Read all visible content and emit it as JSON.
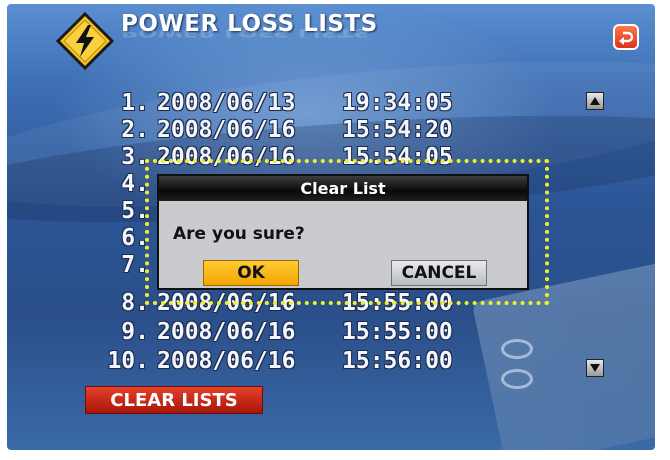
{
  "header": {
    "title": "POWER LOSS LISTS",
    "warning_icon": "lightning-warning-icon",
    "back_icon": "back-arrow-icon"
  },
  "list": {
    "rows": [
      {
        "index": "1.",
        "date": "2008/06/13",
        "time": "19:34:05"
      },
      {
        "index": "2.",
        "date": "2008/06/16",
        "time": "15:54:20"
      },
      {
        "index": "3.",
        "date": "2008/06/16",
        "time": "15:54:05"
      },
      {
        "index": "4.",
        "date": "",
        "time": ""
      },
      {
        "index": "5.",
        "date": "",
        "time": ""
      },
      {
        "index": "6.",
        "date": "",
        "time": ""
      },
      {
        "index": "7.",
        "date": "",
        "time": ""
      },
      {
        "index": "8.",
        "date": "2008/06/16",
        "time": "15:55:00"
      },
      {
        "index": "9.",
        "date": "2008/06/16",
        "time": "15:55:00"
      },
      {
        "index": "10.",
        "date": "2008/06/16",
        "time": "15:56:00"
      }
    ],
    "scroll_up_icon": "scroll-up-icon",
    "scroll_down_icon": "scroll-down-icon"
  },
  "clear_button": {
    "label": "CLEAR LISTS"
  },
  "dialog": {
    "title": "Clear List",
    "question": "Are you sure?",
    "ok_label": "OK",
    "cancel_label": "CANCEL"
  },
  "colors": {
    "highlight_dots": "#f2ee2a",
    "ok_button": "#f2a400",
    "clear_button": "#c8220e",
    "title_text": "#ffffff"
  }
}
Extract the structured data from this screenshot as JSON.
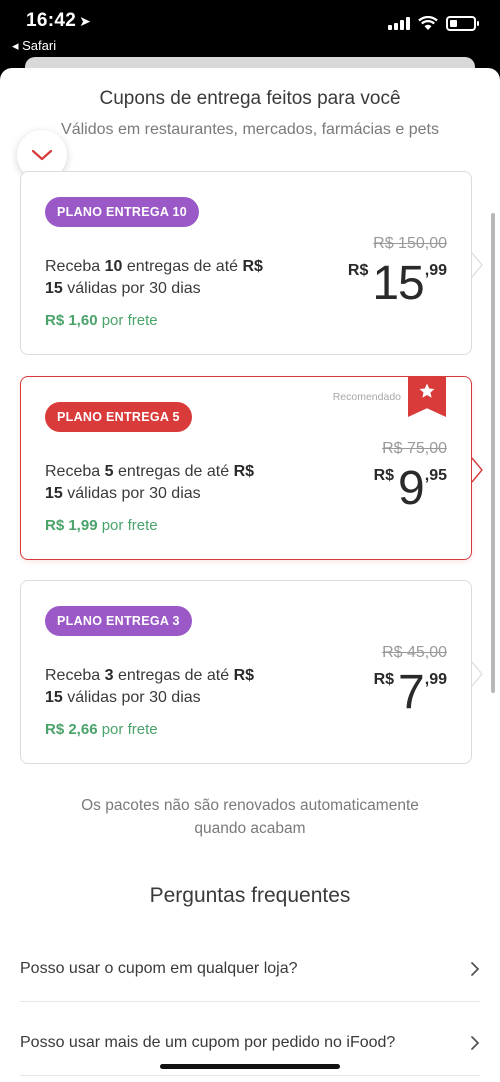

**DIRECTIVE:** From the data above, gather every line that includes the word "icon".

**WRITTEN RESPONSE:**
    "warning_icon": "lightning-warning-icon",
    "back_icon": "back-arrow-icon"
    "scroll_up_icon": "scroll-up-icon",
    "scroll_down_icon": "scroll-down-icon"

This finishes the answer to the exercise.